_Problem to work on_. Determine how many lines contain the string "UCKFIELD". Respond with that number and nothing more.

_Information shown_.
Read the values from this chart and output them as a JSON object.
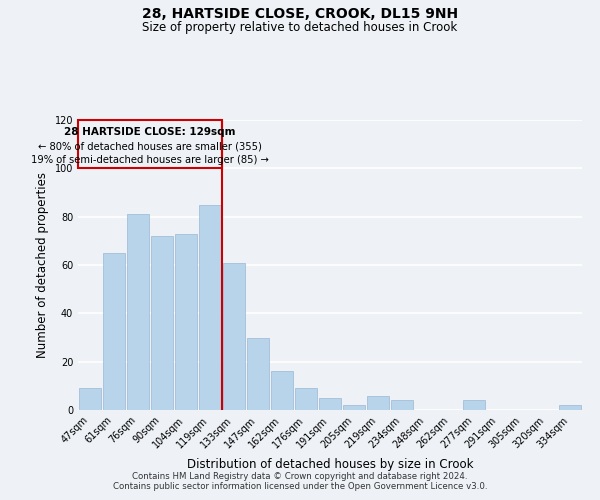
{
  "title": "28, HARTSIDE CLOSE, CROOK, DL15 9NH",
  "subtitle": "Size of property relative to detached houses in Crook",
  "xlabel": "Distribution of detached houses by size in Crook",
  "ylabel": "Number of detached properties",
  "bar_labels": [
    "47sqm",
    "61sqm",
    "76sqm",
    "90sqm",
    "104sqm",
    "119sqm",
    "133sqm",
    "147sqm",
    "162sqm",
    "176sqm",
    "191sqm",
    "205sqm",
    "219sqm",
    "234sqm",
    "248sqm",
    "262sqm",
    "277sqm",
    "291sqm",
    "305sqm",
    "320sqm",
    "334sqm"
  ],
  "bar_values": [
    9,
    65,
    81,
    72,
    73,
    85,
    61,
    30,
    16,
    9,
    5,
    2,
    6,
    4,
    0,
    0,
    4,
    0,
    0,
    0,
    2
  ],
  "bar_color": "#b8d4ea",
  "bar_edge_color": "#9ab8d4",
  "ref_line_color": "#cc0000",
  "box_edge_color": "#cc0000",
  "ylim": [
    0,
    120
  ],
  "yticks": [
    0,
    20,
    40,
    60,
    80,
    100,
    120
  ],
  "ref_bar_index": 6,
  "annotation_title": "28 HARTSIDE CLOSE: 129sqm",
  "annotation_line1": "← 80% of detached houses are smaller (355)",
  "annotation_line2": "19% of semi-detached houses are larger (85) →",
  "footer_line1": "Contains HM Land Registry data © Crown copyright and database right 2024.",
  "footer_line2": "Contains public sector information licensed under the Open Government Licence v3.0.",
  "background_color": "#eef2f7",
  "grid_color": "#ffffff"
}
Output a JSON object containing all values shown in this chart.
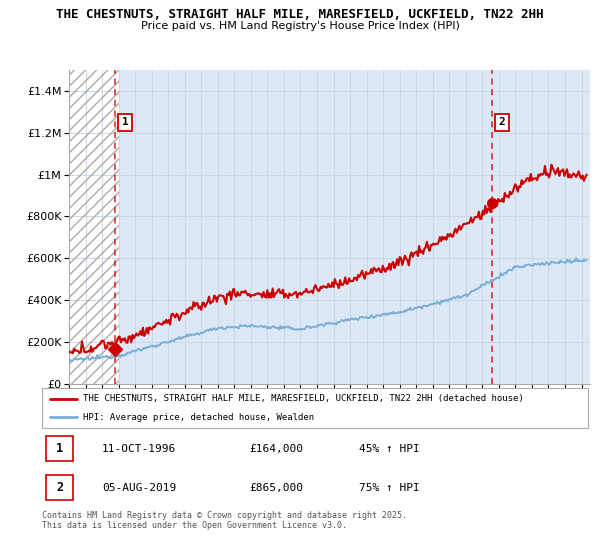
{
  "title_line1": "THE CHESTNUTS, STRAIGHT HALF MILE, MARESFIELD, UCKFIELD, TN22 2HH",
  "title_line2": "Price paid vs. HM Land Registry's House Price Index (HPI)",
  "ylabel_ticks": [
    "£0",
    "£200K",
    "£400K",
    "£600K",
    "£800K",
    "£1M",
    "£1.2M",
    "£1.4M"
  ],
  "ytick_values": [
    0,
    200000,
    400000,
    600000,
    800000,
    1000000,
    1200000,
    1400000
  ],
  "ylim": [
    0,
    1500000
  ],
  "xlim_start": 1994.0,
  "xlim_end": 2025.5,
  "sale1_x": 1996.78,
  "sale1_y": 164000,
  "sale2_x": 2019.59,
  "sale2_y": 865000,
  "sale1_label": "1",
  "sale2_label": "2",
  "red_color": "#cc0000",
  "blue_color": "#7aaed6",
  "grid_color": "#c8d8e8",
  "legend_line1": "THE CHESTNUTS, STRAIGHT HALF MILE, MARESFIELD, UCKFIELD, TN22 2HH (detached house)",
  "legend_line2": "HPI: Average price, detached house, Wealden",
  "table_row1_num": "1",
  "table_row1_date": "11-OCT-1996",
  "table_row1_price": "£164,000",
  "table_row1_hpi": "45% ↑ HPI",
  "table_row2_num": "2",
  "table_row2_date": "05-AUG-2019",
  "table_row2_price": "£865,000",
  "table_row2_hpi": "75% ↑ HPI",
  "footer": "Contains HM Land Registry data © Crown copyright and database right 2025.\nThis data is licensed under the Open Government Licence v3.0.",
  "bg_color": "#ffffff",
  "plot_bg_color": "#dce8f5"
}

_Written solution_. 2